◆ **DO THIS**:
Would you transcribe all of the data exactly, down to the last character?

── PROVIDED RECORDS ──

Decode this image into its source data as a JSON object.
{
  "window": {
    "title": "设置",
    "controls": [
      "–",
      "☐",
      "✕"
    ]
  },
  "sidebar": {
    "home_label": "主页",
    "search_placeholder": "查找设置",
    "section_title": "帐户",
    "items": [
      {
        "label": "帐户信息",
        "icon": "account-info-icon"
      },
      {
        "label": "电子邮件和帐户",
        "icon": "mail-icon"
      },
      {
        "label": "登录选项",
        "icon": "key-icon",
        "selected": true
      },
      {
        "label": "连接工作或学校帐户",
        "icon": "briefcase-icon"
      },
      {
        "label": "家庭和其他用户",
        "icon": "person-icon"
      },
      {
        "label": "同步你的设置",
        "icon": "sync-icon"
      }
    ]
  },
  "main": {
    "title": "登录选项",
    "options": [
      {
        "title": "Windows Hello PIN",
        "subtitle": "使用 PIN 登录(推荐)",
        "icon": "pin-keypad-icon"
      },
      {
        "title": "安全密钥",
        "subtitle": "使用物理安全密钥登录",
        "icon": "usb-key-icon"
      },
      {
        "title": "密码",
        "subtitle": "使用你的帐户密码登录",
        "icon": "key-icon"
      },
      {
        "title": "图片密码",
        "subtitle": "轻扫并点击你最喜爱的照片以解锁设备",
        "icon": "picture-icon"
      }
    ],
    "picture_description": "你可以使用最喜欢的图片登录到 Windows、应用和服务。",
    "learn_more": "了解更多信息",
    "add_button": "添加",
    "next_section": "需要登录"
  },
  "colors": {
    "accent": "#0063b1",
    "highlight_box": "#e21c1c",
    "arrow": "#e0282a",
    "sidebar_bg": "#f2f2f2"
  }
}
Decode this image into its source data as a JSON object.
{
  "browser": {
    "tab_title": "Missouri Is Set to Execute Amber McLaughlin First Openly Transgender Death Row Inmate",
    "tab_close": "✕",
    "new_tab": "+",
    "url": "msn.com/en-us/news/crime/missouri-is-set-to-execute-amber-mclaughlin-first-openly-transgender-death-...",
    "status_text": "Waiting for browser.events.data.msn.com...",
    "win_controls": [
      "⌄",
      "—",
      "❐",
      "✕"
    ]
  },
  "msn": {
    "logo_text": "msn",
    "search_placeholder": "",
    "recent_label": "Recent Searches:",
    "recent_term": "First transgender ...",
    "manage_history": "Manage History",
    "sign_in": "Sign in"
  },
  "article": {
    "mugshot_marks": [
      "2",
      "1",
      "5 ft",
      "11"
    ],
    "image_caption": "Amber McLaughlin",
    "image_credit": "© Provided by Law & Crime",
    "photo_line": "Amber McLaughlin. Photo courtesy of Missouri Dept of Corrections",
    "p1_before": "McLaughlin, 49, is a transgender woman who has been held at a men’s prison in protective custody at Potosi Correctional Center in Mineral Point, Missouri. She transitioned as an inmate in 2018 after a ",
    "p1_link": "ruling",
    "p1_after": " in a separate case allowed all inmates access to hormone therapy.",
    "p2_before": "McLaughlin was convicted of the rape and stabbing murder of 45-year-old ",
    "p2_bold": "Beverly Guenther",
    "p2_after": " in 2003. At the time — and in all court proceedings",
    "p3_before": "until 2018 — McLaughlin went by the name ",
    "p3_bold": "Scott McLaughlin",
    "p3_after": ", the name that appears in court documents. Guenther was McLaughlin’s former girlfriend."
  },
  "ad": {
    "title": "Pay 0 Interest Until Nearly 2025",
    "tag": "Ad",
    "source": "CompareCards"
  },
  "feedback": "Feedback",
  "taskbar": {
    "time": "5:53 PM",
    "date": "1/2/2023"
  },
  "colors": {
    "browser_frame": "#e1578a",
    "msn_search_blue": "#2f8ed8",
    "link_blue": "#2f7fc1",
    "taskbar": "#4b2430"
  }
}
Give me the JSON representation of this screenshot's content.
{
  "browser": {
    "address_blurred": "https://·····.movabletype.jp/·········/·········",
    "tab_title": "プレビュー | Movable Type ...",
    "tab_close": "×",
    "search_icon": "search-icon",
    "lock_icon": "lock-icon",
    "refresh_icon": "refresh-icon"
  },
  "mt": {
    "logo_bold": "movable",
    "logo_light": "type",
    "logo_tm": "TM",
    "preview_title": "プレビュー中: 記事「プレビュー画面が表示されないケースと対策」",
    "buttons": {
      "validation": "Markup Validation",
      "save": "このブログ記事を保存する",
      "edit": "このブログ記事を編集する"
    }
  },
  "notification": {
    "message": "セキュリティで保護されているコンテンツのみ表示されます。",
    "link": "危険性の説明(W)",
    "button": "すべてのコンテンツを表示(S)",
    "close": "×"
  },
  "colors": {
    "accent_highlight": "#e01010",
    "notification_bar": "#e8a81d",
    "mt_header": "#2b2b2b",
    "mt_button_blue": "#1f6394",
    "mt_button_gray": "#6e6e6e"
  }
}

───

◆ **EXERCISE ANSWER**:
Decode this image into its source data as a JSON object.
{
  "window": {
    "title": "设置",
    "controls": [
      "–",
      "☐",
      "✕"
    ]
  },
  "sidebar": {
    "home_label": "主页",
    "search_placeholder": "查找设置",
    "section_title": "帐户",
    "items": [
      {
        "label": "帐户信息",
        "icon": "account-info-icon"
      },
      {
        "label": "电子邮件和帐户",
        "icon": "mail-icon"
      },
      {
        "label": "登录选项",
        "icon": "key-icon",
        "selected": true
      },
      {
        "label": "连接工作或学校帐户",
        "icon": "briefcase-icon"
      },
      {
        "label": "家庭和其他用户",
        "icon": "person-icon"
      },
      {
        "label": "同步你的设置",
        "icon": "sync-icon"
      }
    ]
  },
  "main": {
    "title": "登录选项",
    "options": [
      {
        "title": "Windows Hello PIN",
        "subtitle": "使用 PIN 登录(推荐)",
        "icon": "pin-keypad-icon"
      },
      {
        "title": "安全密钥",
        "subtitle": "使用物理安全密钥登录",
        "icon": "usb-key-icon"
      },
      {
        "title": "密码",
        "subtitle": "使用你的帐户密码登录",
        "icon": "key-icon"
      },
      {
        "title": "图片密码",
        "subtitle": "轻扫并点击你最喜爱的照片以解锁设备",
        "icon": "picture-icon"
      }
    ],
    "picture_description": "你可以使用最喜欢的图片登录到 Windows、应用和服务。",
    "learn_more": "了解更多信息",
    "add_button": "添加",
    "next_section": "需要登录"
  },
  "colors": {
    "accent": "#0063b1",
    "highlight_box": "#e21c1c",
    "arrow": "#e0282a",
    "sidebar_bg": "#f2f2f2"
  }
}
Decode this image into its source data as a JSON object.
{
  "browser": {
    "tab_title": "Missouri Is Set to Execute Amber McLaughlin First Openly Transgender Death Row Inmate",
    "tab_close": "✕",
    "new_tab": "+",
    "url": "msn.com/en-us/news/crime/missouri-is-set-to-execute-amber-mclaughlin-first-openly-transgender-death-...",
    "status_text": "Waiting for browser.events.data.msn.com...",
    "win_controls": [
      "⌄",
      "—",
      "❐",
      "✕"
    ]
  },
  "msn": {
    "logo_text": "msn",
    "search_placeholder": "",
    "recent_label": "Recent Searches:",
    "recent_term": "First transgender ...",
    "manage_history": "Manage History",
    "sign_in": "Sign in"
  },
  "article": {
    "mugshot_marks": [
      "2",
      "1",
      "5 ft",
      "11"
    ],
    "image_caption": "Amber McLaughlin",
    "image_credit": "© Provided by Law & Crime",
    "photo_line": "Amber McLaughlin. Photo courtesy of Missouri Dept of Corrections",
    "p1_before": "McLaughlin, 49, is a transgender woman who has been held at a men’s prison in protective custody at Potosi Correctional Center in Mineral Point, Missouri. She transitioned as an inmate in 2018 after a ",
    "p1_link": "ruling",
    "p1_after": " in a separate case allowed all inmates access to hormone therapy.",
    "p2_before": "McLaughlin was convicted of the rape and stabbing murder of 45-year-old ",
    "p2_bold": "Beverly Guenther",
    "p2_after": " in 2003. At the time — and in all court proceedings",
    "p3_before": "until 2018 — McLaughlin went by the name ",
    "p3_bold": "Scott McLaughlin",
    "p3_after": ", the name that appears in court documents. Guenther was McLaughlin’s former girlfriend."
  },
  "ad": {
    "title": "Pay 0 Interest Until Nearly 2025",
    "tag": "Ad",
    "source": "CompareCards"
  },
  "feedback": "Feedback",
  "taskbar": {
    "time": "5:53 PM",
    "date": "1/2/2023"
  },
  "colors": {
    "browser_frame": "#e1578a",
    "msn_search_blue": "#2f8ed8",
    "link_blue": "#2f7fc1",
    "taskbar": "#4b2430"
  }
}
Give me the JSON representation of this screenshot's content.
{
  "browser": {
    "address_blurred": "https://·····.movabletype.jp/·········/·········",
    "tab_title": "プレビュー | Movable Type ...",
    "tab_close": "×",
    "search_icon": "search-icon",
    "lock_icon": "lock-icon",
    "refresh_icon": "refresh-icon"
  },
  "mt": {
    "logo_bold": "movable",
    "logo_light": "type",
    "logo_tm": "TM",
    "preview_title": "プレビュー中: 記事「プレビュー画面が表示されないケースと対策」",
    "buttons": {
      "validation": "Markup Validation",
      "save": "このブログ記事を保存する",
      "edit": "このブログ記事を編集する"
    }
  },
  "notification": {
    "message": "セキュリティで保護されているコンテンツのみ表示されます。",
    "link": "危険性の説明(W)",
    "button": "すべてのコンテンツを表示(S)",
    "close": "×"
  },
  "colors": {
    "accent_highlight": "#e01010",
    "notification_bar": "#e8a81d",
    "mt_header": "#2b2b2b",
    "mt_button_blue": "#1f6394",
    "mt_button_gray": "#6e6e6e"
  }
}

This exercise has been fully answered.